O Tribunal de Justiça de São Paulo revogou a prisão preventiva de Marcos Willians Herbas Camacho, conhecido como Marcola, líder máximo da organização criminosa Primeiro Comando da Capital (PCC). A decisão se refere a crimes cometidos por Marcola em maio de 2006, durante os ataques realizados contra policiais militares no estado de São Paulo.
O acórdão com a revogação foi publicado na última sexta-feira (29). Apesar da decisão, o líder do PCC não deixará a Penitenciária Federal de Brasília, onde foi transferido em janeiro de 2023, e continuará cumprindo pena, que ultrapassa 300 anos, sobre outros crimes que cometeu.
Na decisão, assinada pelo relator Laerte Marrone, há o reconhecimento de que houve “excesso de prazo” no julgamento do caso pelo Tribunal do Júri. Essa demora, por sua vez, desconstituiu a prisão preventiva de Marcola, e foi entendida pelo relator como “constrangimento ilegal”, visto que não há data para que o julgamento seja realizado.

Dados de segmentação de página:
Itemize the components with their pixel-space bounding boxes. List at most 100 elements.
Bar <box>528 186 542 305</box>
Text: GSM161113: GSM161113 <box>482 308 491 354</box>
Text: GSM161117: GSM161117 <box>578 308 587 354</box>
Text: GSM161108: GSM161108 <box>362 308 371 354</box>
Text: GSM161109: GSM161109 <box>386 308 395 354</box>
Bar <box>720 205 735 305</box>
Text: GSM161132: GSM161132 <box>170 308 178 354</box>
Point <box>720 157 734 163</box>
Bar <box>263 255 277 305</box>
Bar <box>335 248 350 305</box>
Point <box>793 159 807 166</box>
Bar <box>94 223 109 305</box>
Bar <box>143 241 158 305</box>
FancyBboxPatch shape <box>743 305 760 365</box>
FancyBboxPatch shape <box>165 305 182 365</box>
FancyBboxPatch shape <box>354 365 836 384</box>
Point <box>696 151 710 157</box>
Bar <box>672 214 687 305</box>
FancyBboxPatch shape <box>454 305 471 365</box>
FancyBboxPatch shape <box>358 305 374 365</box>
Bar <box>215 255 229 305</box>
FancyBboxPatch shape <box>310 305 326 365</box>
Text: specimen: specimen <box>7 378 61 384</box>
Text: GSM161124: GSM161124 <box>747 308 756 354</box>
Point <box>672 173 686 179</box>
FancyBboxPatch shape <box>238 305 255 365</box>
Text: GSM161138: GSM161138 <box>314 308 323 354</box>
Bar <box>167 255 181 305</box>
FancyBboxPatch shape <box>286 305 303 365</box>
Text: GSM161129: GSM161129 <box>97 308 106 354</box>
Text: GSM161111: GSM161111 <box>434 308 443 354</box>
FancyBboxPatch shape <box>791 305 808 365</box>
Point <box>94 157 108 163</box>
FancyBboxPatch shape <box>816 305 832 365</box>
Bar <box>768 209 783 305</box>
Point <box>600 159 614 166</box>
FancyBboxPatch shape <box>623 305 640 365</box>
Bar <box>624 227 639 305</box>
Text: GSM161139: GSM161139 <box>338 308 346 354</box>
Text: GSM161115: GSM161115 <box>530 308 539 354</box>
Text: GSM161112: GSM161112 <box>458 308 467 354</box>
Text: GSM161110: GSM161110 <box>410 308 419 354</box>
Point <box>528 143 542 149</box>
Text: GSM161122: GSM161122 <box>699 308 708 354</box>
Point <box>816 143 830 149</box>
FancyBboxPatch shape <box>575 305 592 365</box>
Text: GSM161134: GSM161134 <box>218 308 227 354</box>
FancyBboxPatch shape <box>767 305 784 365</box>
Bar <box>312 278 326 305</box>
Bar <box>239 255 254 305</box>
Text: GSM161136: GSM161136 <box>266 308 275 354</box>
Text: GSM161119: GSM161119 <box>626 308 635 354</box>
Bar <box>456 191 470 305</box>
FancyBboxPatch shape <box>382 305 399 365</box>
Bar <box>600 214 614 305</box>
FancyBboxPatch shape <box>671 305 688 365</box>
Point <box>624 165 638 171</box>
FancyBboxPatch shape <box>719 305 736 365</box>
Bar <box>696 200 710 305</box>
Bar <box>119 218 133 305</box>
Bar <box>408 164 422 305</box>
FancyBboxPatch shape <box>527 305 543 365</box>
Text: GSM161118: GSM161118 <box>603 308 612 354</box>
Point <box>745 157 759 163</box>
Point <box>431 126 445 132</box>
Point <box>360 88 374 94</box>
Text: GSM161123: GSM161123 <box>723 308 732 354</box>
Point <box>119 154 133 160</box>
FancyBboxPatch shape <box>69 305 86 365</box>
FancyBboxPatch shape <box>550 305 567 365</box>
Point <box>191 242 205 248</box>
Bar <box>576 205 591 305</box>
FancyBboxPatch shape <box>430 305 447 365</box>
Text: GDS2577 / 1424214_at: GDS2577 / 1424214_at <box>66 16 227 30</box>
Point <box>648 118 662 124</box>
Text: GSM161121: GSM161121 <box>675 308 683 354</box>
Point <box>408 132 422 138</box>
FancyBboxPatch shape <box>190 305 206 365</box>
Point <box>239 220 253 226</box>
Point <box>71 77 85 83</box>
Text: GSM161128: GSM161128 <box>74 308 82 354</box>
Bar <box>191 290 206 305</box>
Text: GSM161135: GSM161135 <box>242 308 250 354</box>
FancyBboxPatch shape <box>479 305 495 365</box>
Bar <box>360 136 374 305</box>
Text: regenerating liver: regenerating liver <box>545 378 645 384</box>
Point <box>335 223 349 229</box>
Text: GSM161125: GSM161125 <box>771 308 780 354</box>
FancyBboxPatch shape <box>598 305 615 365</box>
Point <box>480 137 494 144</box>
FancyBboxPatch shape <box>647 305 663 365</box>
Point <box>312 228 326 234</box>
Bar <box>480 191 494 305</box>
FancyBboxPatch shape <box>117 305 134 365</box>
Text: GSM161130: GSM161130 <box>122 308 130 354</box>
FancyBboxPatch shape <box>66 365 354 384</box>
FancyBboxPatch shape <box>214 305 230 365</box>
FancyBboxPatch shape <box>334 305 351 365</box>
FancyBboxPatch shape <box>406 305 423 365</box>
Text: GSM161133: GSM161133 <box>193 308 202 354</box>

**Requisitos das tarefas**
A – Segundo a notícia sobre a decisão envolvendo Marcola, em qual presídio ele continuará cumprindo pena?
B – Reproduza um trecho da notícia sobre Marcola, começando nas palavras que contêm "Na decisão, assinada" e parando depois de "julgamento seja realizado.".

**Resultados**
A – Na Penitenciária Federal de Brasília.

B –
Na decisão, assinada pelo relator Laerte Marrone, há o reconhecimento de que houve “excesso de prazo” no julgamento do caso pelo Tribunal do Júri. Essa demora, por sua vez, desconstituiu a prisão preventiva de Marcola, e foi entendida pelo relator como “constrangimento ilegal”, visto que não há data para que o julgamento seja realizado.